→ **YOUR TASK**
Reproduce all entries word for word.

Items from a figure collection
###
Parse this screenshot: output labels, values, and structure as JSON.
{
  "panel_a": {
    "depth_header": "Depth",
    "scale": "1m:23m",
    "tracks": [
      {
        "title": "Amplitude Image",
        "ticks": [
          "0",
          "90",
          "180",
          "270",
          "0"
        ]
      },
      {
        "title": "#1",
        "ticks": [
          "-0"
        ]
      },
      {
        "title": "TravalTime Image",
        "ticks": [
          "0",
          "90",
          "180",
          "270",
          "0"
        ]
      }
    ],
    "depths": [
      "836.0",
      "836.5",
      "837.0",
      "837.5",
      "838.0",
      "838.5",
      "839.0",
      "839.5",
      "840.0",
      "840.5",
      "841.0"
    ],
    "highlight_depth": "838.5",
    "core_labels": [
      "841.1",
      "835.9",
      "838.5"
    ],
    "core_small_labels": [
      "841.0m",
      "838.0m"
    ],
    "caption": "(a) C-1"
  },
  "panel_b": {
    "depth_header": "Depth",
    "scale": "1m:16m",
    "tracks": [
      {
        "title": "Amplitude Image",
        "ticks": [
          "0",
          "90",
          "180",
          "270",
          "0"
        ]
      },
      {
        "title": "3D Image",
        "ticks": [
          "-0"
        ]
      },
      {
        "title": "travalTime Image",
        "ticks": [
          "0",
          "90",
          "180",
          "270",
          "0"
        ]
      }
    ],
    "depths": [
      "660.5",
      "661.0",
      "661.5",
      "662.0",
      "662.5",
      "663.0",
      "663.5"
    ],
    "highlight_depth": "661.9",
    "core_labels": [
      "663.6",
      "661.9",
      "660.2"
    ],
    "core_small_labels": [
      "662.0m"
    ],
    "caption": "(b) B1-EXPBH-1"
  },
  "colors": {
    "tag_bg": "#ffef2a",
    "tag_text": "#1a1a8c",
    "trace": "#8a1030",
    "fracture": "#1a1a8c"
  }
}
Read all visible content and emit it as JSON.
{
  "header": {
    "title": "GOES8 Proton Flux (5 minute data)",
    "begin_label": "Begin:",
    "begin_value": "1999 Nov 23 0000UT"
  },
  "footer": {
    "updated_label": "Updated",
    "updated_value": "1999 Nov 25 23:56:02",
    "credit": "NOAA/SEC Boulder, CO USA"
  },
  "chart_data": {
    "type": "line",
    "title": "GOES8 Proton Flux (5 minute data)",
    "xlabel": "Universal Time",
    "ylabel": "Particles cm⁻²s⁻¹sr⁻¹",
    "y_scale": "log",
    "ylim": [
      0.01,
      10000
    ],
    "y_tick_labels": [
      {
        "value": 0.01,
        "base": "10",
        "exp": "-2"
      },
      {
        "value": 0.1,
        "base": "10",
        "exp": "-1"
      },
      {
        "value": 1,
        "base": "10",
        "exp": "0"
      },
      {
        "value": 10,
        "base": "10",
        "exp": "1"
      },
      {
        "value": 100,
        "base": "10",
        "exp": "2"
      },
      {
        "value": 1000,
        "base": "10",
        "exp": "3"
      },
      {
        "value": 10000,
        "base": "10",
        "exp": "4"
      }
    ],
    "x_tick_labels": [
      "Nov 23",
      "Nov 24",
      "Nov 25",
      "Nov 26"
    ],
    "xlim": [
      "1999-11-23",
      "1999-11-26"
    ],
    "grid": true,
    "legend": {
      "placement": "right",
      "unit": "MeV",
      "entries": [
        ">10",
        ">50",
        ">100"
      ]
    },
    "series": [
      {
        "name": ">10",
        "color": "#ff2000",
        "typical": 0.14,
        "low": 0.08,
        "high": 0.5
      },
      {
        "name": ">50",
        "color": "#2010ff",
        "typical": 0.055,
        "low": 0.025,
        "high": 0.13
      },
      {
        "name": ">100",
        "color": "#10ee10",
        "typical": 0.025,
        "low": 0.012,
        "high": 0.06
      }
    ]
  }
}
###
→ **FINAL RESULT**
Parse this screenshot: output labels, values, and structure as JSON.
{
  "panel_a": {
    "depth_header": "Depth",
    "scale": "1m:23m",
    "tracks": [
      {
        "title": "Amplitude Image",
        "ticks": [
          "0",
          "90",
          "180",
          "270",
          "0"
        ]
      },
      {
        "title": "#1",
        "ticks": [
          "-0"
        ]
      },
      {
        "title": "TravalTime Image",
        "ticks": [
          "0",
          "90",
          "180",
          "270",
          "0"
        ]
      }
    ],
    "depths": [
      "836.0",
      "836.5",
      "837.0",
      "837.5",
      "838.0",
      "838.5",
      "839.0",
      "839.5",
      "840.0",
      "840.5",
      "841.0"
    ],
    "highlight_depth": "838.5",
    "core_labels": [
      "841.1",
      "835.9",
      "838.5"
    ],
    "core_small_labels": [
      "841.0m",
      "838.0m"
    ],
    "caption": "(a) C-1"
  },
  "panel_b": {
    "depth_header": "Depth",
    "scale": "1m:16m",
    "tracks": [
      {
        "title": "Amplitude Image",
        "ticks": [
          "0",
          "90",
          "180",
          "270",
          "0"
        ]
      },
      {
        "title": "3D Image",
        "ticks": [
          "-0"
        ]
      },
      {
        "title": "travalTime Image",
        "ticks": [
          "0",
          "90",
          "180",
          "270",
          "0"
        ]
      }
    ],
    "depths": [
      "660.5",
      "661.0",
      "661.5",
      "662.0",
      "662.5",
      "663.0",
      "663.5"
    ],
    "highlight_depth": "661.9",
    "core_labels": [
      "663.6",
      "661.9",
      "660.2"
    ],
    "core_small_labels": [
      "662.0m"
    ],
    "caption": "(b) B1-EXPBH-1"
  },
  "colors": {
    "tag_bg": "#ffef2a",
    "tag_text": "#1a1a8c",
    "trace": "#8a1030",
    "fracture": "#1a1a8c"
  }
}
Read all visible content and emit it as JSON.
{
  "header": {
    "title": "GOES8 Proton Flux (5 minute data)",
    "begin_label": "Begin:",
    "begin_value": "1999 Nov 23 0000UT"
  },
  "footer": {
    "updated_label": "Updated",
    "updated_value": "1999 Nov 25 23:56:02",
    "credit": "NOAA/SEC Boulder, CO USA"
  },
  "chart_data": {
    "type": "line",
    "title": "GOES8 Proton Flux (5 minute data)",
    "xlabel": "Universal Time",
    "ylabel": "Particles cm⁻²s⁻¹sr⁻¹",
    "y_scale": "log",
    "ylim": [
      0.01,
      10000
    ],
    "y_tick_labels": [
      {
        "value": 0.01,
        "base": "10",
        "exp": "-2"
      },
      {
        "value": 0.1,
        "base": "10",
        "exp": "-1"
      },
      {
        "value": 1,
        "base": "10",
        "exp": "0"
      },
      {
        "value": 10,
        "base": "10",
        "exp": "1"
      },
      {
        "value": 100,
        "base": "10",
        "exp": "2"
      },
      {
        "value": 1000,
        "base": "10",
        "exp": "3"
      },
      {
        "value": 10000,
        "base": "10",
        "exp": "4"
      }
    ],
    "x_tick_labels": [
      "Nov 23",
      "Nov 24",
      "Nov 25",
      "Nov 26"
    ],
    "xlim": [
      "1999-11-23",
      "1999-11-26"
    ],
    "grid": true,
    "legend": {
      "placement": "right",
      "unit": "MeV",
      "entries": [
        ">10",
        ">50",
        ">100"
      ]
    },
    "series": [
      {
        "name": ">10",
        "color": "#ff2000",
        "typical": 0.14,
        "low": 0.08,
        "high": 0.5
      },
      {
        "name": ">50",
        "color": "#2010ff",
        "typical": 0.055,
        "low": 0.025,
        "high": 0.13
      },
      {
        "name": ">100",
        "color": "#10ee10",
        "typical": 0.025,
        "low": 0.012,
        "high": 0.06
      }
    ]
  }
}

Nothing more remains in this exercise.